RECORDS FOR THE TASK:

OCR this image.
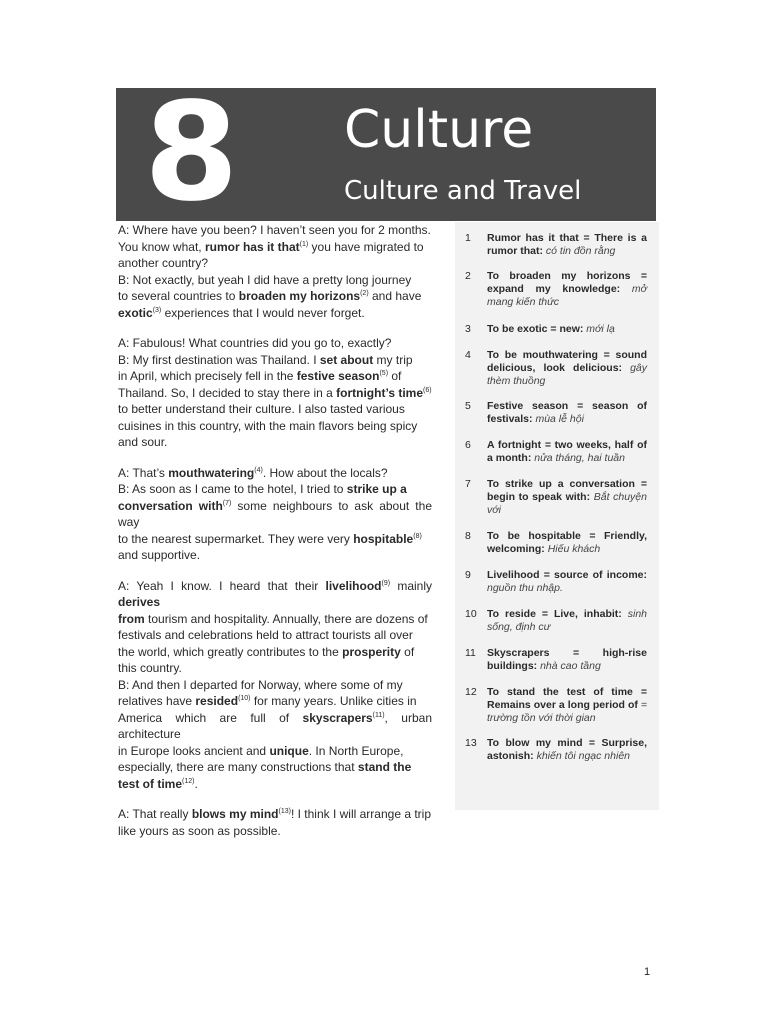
8 Culture
Culture and Travel
A: Where have you been? I haven’t seen you for 2 months.
You know what, rumor has it that$^{(1)}$ you have migrated to
another country?
B: Not exactly, but yeah I did have a pretty long journey
to several countries to broaden my horizons$^{(2)}$ and have
exotic$^{(3)}$ experiences that I would never forget.
A: Fabulous! What countries did you go to, exactly?
B: My first destination was Thailand. I set about my trip
in April, which precisely fell in the festive season$^{(5)}$ of
Thailand. So, I decided to stay there in a fortnight’s time$^{(6)}$
to better understand their culture. I also tasted various
cuisines in this country, with the main flavors being spicy
and sour.
A: That’s mouthwatering$^{(4)}$. How about the locals?
B: As soon as I came to the hotel, I tried to strike up a
conversation with$^{(7)}$ some neighbours to ask about the way
to the nearest supermarket. They were very hospitable$^{(8)}$
and supportive.
A: Yeah I know. I heard that their livelihood$^{(9)}$ mainly derives
from tourism and hospitality. Annually, there are dozens of
festivals and celebrations held to attract tourists all over
the world, which greatly contributes to the prosperity of
this country.
B: And then I departed for Norway, where some of my
relatives have resided$^{(10)}$ for many years. Unlike cities in
America which are full of skyscrapers$^{(11)}$, urban architecture
in Europe looks ancient and unique. In North Europe,
especially, there are many constructions that stand the
test of time$^{(12)}$.
A: That really blows my mind$^{(13)}$! I think I will arrange a trip
like yours as soon as possible.
1	Rumor has it that = There is a rumor that: có tin đồn rằng
2	To broaden my horizons = expand my knowledge: mở mang kiến thức
3	To be exotic = new: mới lạ
4	To be mouthwatering = sound delicious, look delicious: gây thèm thuồng
5	Festive season = season of festivals: mùa lễ hội
6	A fortnight = two weeks, half of a month: nửa tháng, hai tuần
7	To strike up a conversation = begin to speak with: Bắt chuyện với
8	To be hospitable = Friendly, welcoming: Hiếu khách
9	Livelihood = source of income: nguồn thu nhập.
10 To reside = Live, inhabit: sinh sống, định cư
11 Skyscrapers = high-rise buildings: nhà cao tầng
12 To stand the test of time = Remains over a long period of = trường tồn với thời gian
13 To blow my mind = Surprise, astonish: khiến tôi ngạc nhiên
1
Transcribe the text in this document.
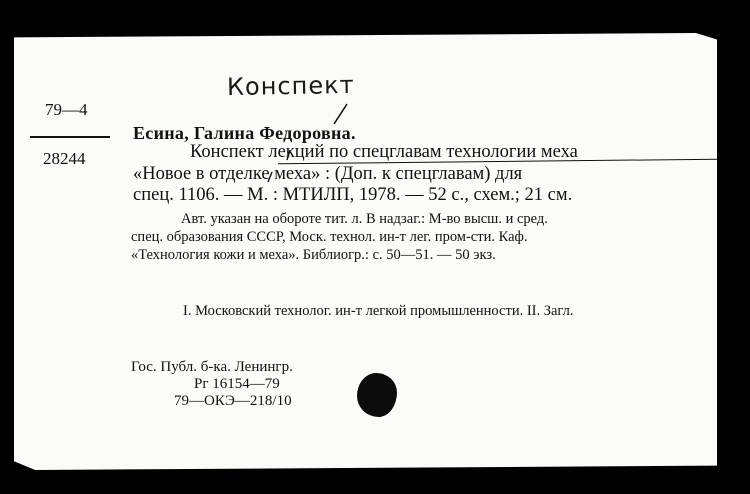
Конспект
79—4
28244
Есина, Галина Федоровна.
Конспект лекций по спецглавам технологии меха
«Новое в отделке меха» : (Доп. к спецглавам) для
спец. 1106. — М. : МТИЛП, 1978. — 52 с., схем.; 21 см.
Авт. указан на обороте тит. л. В надзаг.: М-во высш. и сред.
спец. образования СССР, Моск. технол. ин-т лег. пром-сти. Каф.
«Технология кожи и меха». Библиогр.: с. 50—51. — 50 экз.
I. Московский технолог. ин-т легкой промышленности. II. Загл.
Гос. Публ. б-ка. Ленингр.
Рг 16154—79
79—ОКЭ—218/10
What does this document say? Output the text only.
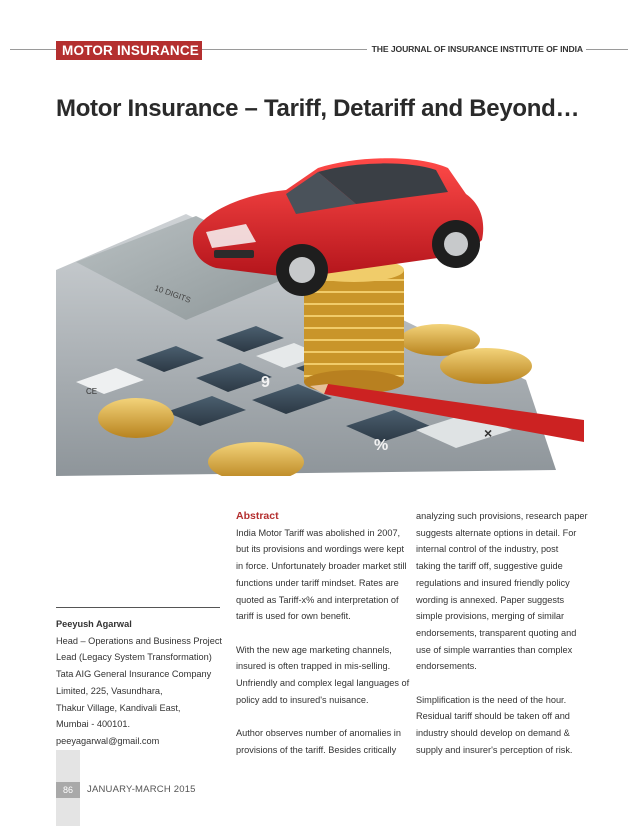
MOTOR INSURANCE	THE JOURNAL OF INSURANCE INSTITUTE OF INDIA
Motor Insurance – Tariff, Detariff and Beyond…
10 DIGITS
9
%
×
CE

Abstract

India Motor Tariff was abolished in 2007,

but its provisions and wordings were kept

in force. Unfortunately broader market still

functions under tariff mindset. Rates are

quoted as Tariff-x% and interpretation of

tariff is used for own benefit.

With the new age marketing channels,

insured is often trapped in mis-selling.

Unfriendly and complex legal languages of

policy add to insured's nuisance.

Author observes number of anomalies in

provisions of the tariff. Besides critically

analyzing such provisions, research paper

suggests alternate options in detail. For

internal control of the industry, post

taking the tariff off, suggestive guide

regulations and insured friendly policy

wording is annexed. Paper suggests

simple provisions, merging of similar

endorsements, transparent quoting and

use of simple warranties than complex

endorsements.

Simplification is the need of the hour.

Residual tariff should be taken off and

industry should develop on demand &

supply and insurer's perception of risk.

Peeyush Agarwal

Head – Operations and Business Project

Lead (Legacy System Transformation)

Tata AIG General Insurance Company

Limited, 225, Vasundhara,

Thakur Village, Kandivali East,

Mumbai - 400101.

peeyagarwal@gmail.com

86	JANUARY-MARCH 2015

WRITTEN INSTRUCTION:
Print all of the entries word for word. Omit the pictures they contain.

SOLUTION:
OCR this image.
8 Culture
Culture and Travel
A: Where have you been? I haven’t seen you for 2 months.
You know what, rumor has it that$^{(1)}$ you have migrated to
another country?
B: Not exactly, but yeah I did have a pretty long journey
to several countries to broaden my horizons$^{(2)}$ and have
exotic$^{(3)}$ experiences that I would never forget.
A: Fabulous! What countries did you go to, exactly?
B: My first destination was Thailand. I set about my trip
in April, which precisely fell in the festive season$^{(5)}$ of
Thailand. So, I decided to stay there in a fortnight’s time$^{(6)}$
to better understand their culture. I also tasted various
cuisines in this country, with the main flavors being spicy
and sour.
A: That’s mouthwatering$^{(4)}$. How about the locals?
B: As soon as I came to the hotel, I tried to strike up a
conversation with$^{(7)}$ some neighbours to ask about the way
to the nearest supermarket. They were very hospitable$^{(8)}$
and supportive.
A: Yeah I know. I heard that their livelihood$^{(9)}$ mainly derives
from tourism and hospitality. Annually, there are dozens of
festivals and celebrations held to attract tourists all over
the world, which greatly contributes to the prosperity of
this country.
B: And then I departed for Norway, where some of my
relatives have resided$^{(10)}$ for many years. Unlike cities in
America which are full of skyscrapers$^{(11)}$, urban architecture
in Europe looks ancient and unique. In North Europe,
especially, there are many constructions that stand the
test of time$^{(12)}$.
A: That really blows my mind$^{(13)}$! I think I will arrange a trip
like yours as soon as possible.
1	Rumor has it that = There is a rumor that: có tin đồn rằng
2	To broaden my horizons = expand my knowledge: mở mang kiến thức
3	To be exotic = new: mới lạ
4	To be mouthwatering = sound delicious, look delicious: gây thèm thuồng
5	Festive season = season of festivals: mùa lễ hội
6	A fortnight = two weeks, half of a month: nửa tháng, hai tuần
7	To strike up a conversation = begin to speak with: Bắt chuyện với
8	To be hospitable = Friendly, welcoming: Hiếu khách
9	Livelihood = source of income: nguồn thu nhập.
10 To reside = Live, inhabit: sinh sống, định cư
11 Skyscrapers = high-rise buildings: nhà cao tầng
12 To stand the test of time = Remains over a long period of = trường tồn với thời gian
13 To blow my mind = Surprise, astonish: khiến tôi ngạc nhiên
1
Transcribe the text in this document.
Конспект
79—4
28244
Есина, Галина Федоровна.
Конспект лекций по спецглавам технологии меха
«Новое в отделке меха» : (Доп. к спецглавам) для
спец. 1106. — М. : МТИЛП, 1978. — 52 с., схем.; 21 см.
Авт. указан на обороте тит. л. В надзаг.: М-во высш. и сред.
спец. образования СССР, Моск. технол. ин-т лег. пром-сти. Каф.
«Технология кожи и меха». Библиогр.: с. 50—51. — 50 экз.
I. Московский технолог. ин-т легкой промышленности. II. Загл.
Гос. Публ. б-ка. Ленингр.
Рг 16154—79
79—ОКЭ—218/10
What does this document say? Output the text only.
MOTOR INSURANCE	THE JOURNAL OF INSURANCE INSTITUTE OF INDIA
Motor Insurance – Tariff, Detariff and Beyond…
10 DIGITS
9
%
×
CE

Abstract

India Motor Tariff was abolished in 2007,

but its provisions and wordings were kept

in force. Unfortunately broader market still

functions under tariff mindset. Rates are

quoted as Tariff-x% and interpretation of

tariff is used for own benefit.

With the new age marketing channels,

insured is often trapped in mis-selling.

Unfriendly and complex legal languages of

policy add to insured's nuisance.

Author observes number of anomalies in

provisions of the tariff. Besides critically

analyzing such provisions, research paper

suggests alternate options in detail. For

internal control of the industry, post

taking the tariff off, suggestive guide

regulations and insured friendly policy

wording is annexed. Paper suggests

simple provisions, merging of similar

endorsements, transparent quoting and

use of simple warranties than complex

endorsements.

Simplification is the need of the hour.

Residual tariff should be taken off and

industry should develop on demand &

supply and insurer's perception of risk.

Peeyush Agarwal

Head – Operations and Business Project

Lead (Legacy System Transformation)

Tata AIG General Insurance Company

Limited, 225, Vasundhara,

Thakur Village, Kandivali East,

Mumbai - 400101.

peeyagarwal@gmail.com

86	JANUARY-MARCH 2015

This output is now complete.